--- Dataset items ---
◆ ◆ ◆ ◆ ◆ ◆ ◆

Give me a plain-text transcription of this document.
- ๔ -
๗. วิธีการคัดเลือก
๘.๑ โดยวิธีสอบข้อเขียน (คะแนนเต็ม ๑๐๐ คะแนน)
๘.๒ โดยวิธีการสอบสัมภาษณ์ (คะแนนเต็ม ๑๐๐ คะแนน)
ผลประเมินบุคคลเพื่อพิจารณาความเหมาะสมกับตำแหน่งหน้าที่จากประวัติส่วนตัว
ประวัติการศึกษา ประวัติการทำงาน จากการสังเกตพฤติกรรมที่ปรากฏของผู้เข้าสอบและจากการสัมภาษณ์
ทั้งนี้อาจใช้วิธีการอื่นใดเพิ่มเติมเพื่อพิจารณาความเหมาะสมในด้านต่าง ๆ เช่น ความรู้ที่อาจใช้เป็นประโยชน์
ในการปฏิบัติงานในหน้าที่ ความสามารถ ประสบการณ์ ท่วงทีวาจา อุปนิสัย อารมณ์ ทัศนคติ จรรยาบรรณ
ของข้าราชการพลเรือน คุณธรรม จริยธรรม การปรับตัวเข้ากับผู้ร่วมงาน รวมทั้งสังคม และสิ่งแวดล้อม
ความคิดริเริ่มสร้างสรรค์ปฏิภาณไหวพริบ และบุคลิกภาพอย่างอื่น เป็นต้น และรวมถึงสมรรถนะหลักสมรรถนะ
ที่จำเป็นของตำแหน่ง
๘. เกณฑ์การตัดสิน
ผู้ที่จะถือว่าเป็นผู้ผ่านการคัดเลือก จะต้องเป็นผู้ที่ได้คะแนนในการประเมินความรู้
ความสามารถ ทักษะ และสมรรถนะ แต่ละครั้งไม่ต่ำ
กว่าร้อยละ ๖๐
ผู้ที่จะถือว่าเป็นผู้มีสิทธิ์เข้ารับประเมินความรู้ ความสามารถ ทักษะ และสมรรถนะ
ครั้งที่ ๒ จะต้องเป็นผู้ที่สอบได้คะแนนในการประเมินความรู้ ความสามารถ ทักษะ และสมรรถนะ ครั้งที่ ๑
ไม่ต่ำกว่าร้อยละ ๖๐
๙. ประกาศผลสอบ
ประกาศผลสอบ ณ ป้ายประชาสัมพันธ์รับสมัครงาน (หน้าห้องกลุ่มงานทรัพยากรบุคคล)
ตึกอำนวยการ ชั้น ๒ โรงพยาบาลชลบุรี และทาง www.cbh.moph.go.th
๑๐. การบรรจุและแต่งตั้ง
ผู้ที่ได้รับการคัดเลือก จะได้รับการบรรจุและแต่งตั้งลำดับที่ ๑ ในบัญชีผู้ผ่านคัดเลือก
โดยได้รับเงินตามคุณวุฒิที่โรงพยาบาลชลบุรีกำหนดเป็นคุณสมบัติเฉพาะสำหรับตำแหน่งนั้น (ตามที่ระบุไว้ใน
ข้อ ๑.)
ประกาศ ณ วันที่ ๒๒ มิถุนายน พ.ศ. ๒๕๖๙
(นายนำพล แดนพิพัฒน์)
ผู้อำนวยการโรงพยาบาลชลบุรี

◆ ◆ ◆ ◆ ◆ ◆ ◆

Scan the entries above. Copy each line that has the string "บตำแหน".

ผลประเมินบุคคลเพื่อพิจารณาความเหมาะสมกับตำแหน่งหน้าที่จากประวัติส่วนตัว
โดยได้รับเงินตามคุณวุฒิที่โรงพยาบาลชลบุรีกำหนดเป็นคุณสมบัติเฉพาะสำหรับตำแหน่งนั้น (ตามที่ระบุไว้ใน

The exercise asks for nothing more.